### Task statement
What is the number of lines in the entries that include the word "outline"? Respond with the number only.

═══ Data for this task

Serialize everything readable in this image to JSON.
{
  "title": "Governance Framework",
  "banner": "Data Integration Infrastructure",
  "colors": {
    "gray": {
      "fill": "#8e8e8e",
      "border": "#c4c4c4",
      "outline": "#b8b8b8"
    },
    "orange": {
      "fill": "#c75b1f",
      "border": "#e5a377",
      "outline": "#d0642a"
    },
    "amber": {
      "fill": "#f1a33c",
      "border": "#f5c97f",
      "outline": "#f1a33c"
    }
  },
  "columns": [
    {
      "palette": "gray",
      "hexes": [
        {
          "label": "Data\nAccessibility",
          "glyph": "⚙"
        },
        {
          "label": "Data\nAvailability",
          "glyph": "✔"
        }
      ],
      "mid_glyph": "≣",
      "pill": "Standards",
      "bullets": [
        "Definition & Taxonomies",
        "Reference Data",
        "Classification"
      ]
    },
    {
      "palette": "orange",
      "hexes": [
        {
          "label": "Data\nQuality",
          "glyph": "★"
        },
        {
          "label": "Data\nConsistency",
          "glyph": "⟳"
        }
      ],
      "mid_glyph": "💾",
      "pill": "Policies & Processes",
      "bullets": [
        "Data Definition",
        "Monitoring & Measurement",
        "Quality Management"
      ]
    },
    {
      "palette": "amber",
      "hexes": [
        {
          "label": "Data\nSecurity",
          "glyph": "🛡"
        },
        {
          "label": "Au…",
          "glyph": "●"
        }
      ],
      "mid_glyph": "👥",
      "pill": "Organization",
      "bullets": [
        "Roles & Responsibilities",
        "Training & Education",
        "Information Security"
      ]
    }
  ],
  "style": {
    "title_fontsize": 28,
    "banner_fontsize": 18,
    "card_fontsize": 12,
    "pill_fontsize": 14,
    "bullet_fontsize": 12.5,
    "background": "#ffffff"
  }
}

══════

### Solution
3